THE REQUEST. Your task is to return the line containing "Parse this screenshot: output" plus every line after it, exactly and with nothing added.

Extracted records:
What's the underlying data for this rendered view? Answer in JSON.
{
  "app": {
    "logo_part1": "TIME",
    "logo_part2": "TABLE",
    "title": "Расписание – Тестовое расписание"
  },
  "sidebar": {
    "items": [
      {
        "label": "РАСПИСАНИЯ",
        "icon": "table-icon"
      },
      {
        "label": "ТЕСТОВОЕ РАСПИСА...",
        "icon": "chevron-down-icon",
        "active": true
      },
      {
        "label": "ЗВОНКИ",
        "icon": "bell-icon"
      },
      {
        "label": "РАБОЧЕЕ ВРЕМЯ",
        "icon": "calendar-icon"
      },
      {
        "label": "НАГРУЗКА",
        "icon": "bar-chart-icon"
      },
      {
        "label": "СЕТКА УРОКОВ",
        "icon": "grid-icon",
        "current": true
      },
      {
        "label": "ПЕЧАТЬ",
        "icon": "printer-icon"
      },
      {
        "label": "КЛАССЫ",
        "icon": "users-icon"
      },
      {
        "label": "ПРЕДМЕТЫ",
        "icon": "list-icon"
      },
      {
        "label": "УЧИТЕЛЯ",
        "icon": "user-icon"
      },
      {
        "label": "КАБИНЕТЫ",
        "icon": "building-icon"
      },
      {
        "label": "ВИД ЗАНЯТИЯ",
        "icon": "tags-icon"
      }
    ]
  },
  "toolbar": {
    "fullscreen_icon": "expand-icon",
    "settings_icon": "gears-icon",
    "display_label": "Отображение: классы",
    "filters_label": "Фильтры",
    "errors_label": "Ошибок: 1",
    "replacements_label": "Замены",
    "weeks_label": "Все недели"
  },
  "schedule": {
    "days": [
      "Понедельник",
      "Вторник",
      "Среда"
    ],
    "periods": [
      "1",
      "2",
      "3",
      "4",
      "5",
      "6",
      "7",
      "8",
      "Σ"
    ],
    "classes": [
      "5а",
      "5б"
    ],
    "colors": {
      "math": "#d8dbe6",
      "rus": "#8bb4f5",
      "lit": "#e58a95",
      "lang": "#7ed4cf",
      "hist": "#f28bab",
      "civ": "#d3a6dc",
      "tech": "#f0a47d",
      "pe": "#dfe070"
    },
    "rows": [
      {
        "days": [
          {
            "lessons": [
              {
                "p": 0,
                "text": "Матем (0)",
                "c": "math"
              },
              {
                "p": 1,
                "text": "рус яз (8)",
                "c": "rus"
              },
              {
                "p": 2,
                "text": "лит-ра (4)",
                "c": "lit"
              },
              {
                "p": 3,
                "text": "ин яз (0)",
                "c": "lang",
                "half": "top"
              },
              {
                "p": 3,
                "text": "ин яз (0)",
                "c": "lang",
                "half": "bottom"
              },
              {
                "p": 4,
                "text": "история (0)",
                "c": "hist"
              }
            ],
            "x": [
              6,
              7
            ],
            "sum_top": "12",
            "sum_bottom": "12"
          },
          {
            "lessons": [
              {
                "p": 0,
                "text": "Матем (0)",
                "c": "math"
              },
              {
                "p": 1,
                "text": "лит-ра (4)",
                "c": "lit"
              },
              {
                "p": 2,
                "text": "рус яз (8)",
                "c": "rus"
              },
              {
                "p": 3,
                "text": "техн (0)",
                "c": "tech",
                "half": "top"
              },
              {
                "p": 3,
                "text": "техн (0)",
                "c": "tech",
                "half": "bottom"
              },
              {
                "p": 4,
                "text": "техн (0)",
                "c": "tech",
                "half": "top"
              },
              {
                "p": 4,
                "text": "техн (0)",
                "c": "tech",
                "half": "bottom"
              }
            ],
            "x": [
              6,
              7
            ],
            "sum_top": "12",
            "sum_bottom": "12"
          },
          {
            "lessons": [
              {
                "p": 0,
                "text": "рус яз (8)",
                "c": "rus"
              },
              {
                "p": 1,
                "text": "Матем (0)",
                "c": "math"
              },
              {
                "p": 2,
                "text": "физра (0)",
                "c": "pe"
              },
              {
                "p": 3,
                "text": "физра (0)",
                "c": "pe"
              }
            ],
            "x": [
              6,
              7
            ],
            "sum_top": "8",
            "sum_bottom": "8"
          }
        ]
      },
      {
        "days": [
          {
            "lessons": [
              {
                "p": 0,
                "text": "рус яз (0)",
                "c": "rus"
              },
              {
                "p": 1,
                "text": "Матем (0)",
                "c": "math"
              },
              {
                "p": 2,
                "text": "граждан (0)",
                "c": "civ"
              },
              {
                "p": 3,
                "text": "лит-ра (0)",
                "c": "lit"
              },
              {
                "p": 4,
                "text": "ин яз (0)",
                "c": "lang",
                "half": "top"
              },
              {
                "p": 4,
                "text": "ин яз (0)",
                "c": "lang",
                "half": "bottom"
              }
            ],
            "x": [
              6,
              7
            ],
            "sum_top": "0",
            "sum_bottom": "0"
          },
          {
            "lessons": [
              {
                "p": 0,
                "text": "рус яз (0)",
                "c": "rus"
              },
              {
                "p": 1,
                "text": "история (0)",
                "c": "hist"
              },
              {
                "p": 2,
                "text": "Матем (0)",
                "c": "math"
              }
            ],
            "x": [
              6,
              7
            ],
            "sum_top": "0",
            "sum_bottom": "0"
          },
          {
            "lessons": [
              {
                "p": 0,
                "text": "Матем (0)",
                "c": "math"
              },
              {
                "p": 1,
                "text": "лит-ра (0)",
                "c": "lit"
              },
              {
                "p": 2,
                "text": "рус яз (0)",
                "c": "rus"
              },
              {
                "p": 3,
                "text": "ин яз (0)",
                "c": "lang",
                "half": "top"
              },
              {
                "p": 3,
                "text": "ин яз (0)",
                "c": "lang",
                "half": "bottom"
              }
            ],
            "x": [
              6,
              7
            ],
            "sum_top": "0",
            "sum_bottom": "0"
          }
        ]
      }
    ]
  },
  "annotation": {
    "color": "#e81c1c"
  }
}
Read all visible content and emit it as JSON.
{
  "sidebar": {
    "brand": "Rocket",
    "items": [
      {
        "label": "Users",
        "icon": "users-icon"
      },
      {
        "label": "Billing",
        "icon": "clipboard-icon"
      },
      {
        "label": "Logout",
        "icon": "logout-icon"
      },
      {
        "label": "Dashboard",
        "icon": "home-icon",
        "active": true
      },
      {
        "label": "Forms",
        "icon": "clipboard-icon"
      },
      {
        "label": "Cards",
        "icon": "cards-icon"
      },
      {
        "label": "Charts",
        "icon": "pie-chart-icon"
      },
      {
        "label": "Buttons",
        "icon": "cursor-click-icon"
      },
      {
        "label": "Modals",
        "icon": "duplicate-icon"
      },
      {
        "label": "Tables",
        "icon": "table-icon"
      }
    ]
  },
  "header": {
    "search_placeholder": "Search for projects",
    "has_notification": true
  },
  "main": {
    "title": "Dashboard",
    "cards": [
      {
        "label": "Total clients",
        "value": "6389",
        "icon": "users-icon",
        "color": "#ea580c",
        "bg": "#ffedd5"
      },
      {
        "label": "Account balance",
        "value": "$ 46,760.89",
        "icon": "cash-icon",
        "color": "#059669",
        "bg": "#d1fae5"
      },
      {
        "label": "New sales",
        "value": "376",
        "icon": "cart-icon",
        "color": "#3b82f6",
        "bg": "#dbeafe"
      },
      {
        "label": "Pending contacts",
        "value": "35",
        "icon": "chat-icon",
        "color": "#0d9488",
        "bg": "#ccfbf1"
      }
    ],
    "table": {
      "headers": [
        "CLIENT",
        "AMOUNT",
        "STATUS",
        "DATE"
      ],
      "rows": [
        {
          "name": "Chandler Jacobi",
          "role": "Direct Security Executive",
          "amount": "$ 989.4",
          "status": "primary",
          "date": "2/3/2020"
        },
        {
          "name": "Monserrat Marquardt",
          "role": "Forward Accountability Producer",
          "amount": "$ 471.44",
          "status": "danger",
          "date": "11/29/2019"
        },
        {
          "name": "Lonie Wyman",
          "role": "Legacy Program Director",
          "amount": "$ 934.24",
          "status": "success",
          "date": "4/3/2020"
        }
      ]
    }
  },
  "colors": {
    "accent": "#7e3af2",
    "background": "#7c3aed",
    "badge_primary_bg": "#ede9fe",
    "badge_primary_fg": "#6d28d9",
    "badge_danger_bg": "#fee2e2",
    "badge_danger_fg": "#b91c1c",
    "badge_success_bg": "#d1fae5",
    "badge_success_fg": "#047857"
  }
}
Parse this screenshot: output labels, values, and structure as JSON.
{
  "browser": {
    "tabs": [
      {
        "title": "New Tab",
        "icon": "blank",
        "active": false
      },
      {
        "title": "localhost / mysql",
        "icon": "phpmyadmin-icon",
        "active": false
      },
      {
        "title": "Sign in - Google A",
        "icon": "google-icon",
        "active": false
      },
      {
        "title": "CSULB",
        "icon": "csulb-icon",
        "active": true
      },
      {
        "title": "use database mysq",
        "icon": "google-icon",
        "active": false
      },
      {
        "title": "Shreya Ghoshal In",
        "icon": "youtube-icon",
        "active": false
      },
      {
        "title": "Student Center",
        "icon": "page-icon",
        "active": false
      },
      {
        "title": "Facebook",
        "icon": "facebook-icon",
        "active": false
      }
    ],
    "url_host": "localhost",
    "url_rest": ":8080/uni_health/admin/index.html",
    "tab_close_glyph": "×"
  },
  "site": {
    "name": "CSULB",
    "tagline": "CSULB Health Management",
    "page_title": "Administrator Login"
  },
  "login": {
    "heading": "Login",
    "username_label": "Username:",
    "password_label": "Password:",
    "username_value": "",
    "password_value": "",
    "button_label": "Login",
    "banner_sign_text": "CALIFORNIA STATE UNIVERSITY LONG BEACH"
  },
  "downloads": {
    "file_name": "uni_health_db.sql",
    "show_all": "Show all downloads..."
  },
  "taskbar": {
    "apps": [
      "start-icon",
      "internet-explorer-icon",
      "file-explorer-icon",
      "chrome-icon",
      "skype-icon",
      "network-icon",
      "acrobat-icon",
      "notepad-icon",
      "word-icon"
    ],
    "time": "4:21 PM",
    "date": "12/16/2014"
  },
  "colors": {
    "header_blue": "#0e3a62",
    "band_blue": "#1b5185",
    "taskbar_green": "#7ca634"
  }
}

RESPONSE FOR THIS EXERCISE.
Parse this screenshot: output labels, values, and structure as JSON.
{
  "browser": {
    "tabs": [
      {
        "title": "New Tab",
        "icon": "blank",
        "active": false
      },
      {
        "title": "localhost / mysql",
        "icon": "phpmyadmin-icon",
        "active": false
      },
      {
        "title": "Sign in - Google A",
        "icon": "google-icon",
        "active": false
      },
      {
        "title": "CSULB",
        "icon": "csulb-icon",
        "active": true
      },
      {
        "title": "use database mysq",
        "icon": "google-icon",
        "active": false
      },
      {
        "title": "Shreya Ghoshal In",
        "icon": "youtube-icon",
        "active": false
      },
      {
        "title": "Student Center",
        "icon": "page-icon",
        "active": false
      },
      {
        "title": "Facebook",
        "icon": "facebook-icon",
        "active": false
      }
    ],
    "url_host": "localhost",
    "url_rest": ":8080/uni_health/admin/index.html",
    "tab_close_glyph": "×"
  },
  "site": {
    "name": "CSULB",
    "tagline": "CSULB Health Management",
    "page_title": "Administrator Login"
  },
  "login": {
    "heading": "Login",
    "username_label": "Username:",
    "password_label": "Password:",
    "username_value": "",
    "password_value": "",
    "button_label": "Login",
    "banner_sign_text": "CALIFORNIA STATE UNIVERSITY LONG BEACH"
  },
  "downloads": {
    "file_name": "uni_health_db.sql",
    "show_all": "Show all downloads..."
  },
  "taskbar": {
    "apps": [
      "start-icon",
      "internet-explorer-icon",
      "file-explorer-icon",
      "chrome-icon",
      "skype-icon",
      "network-icon",
      "acrobat-icon",
      "notepad-icon",
      "word-icon"
    ],
    "time": "4:21 PM",
    "date": "12/16/2014"
  },
  "colors": {
    "header_blue": "#0e3a62",
    "band_blue": "#1b5185",
    "taskbar_green": "#7ca634"
  }
}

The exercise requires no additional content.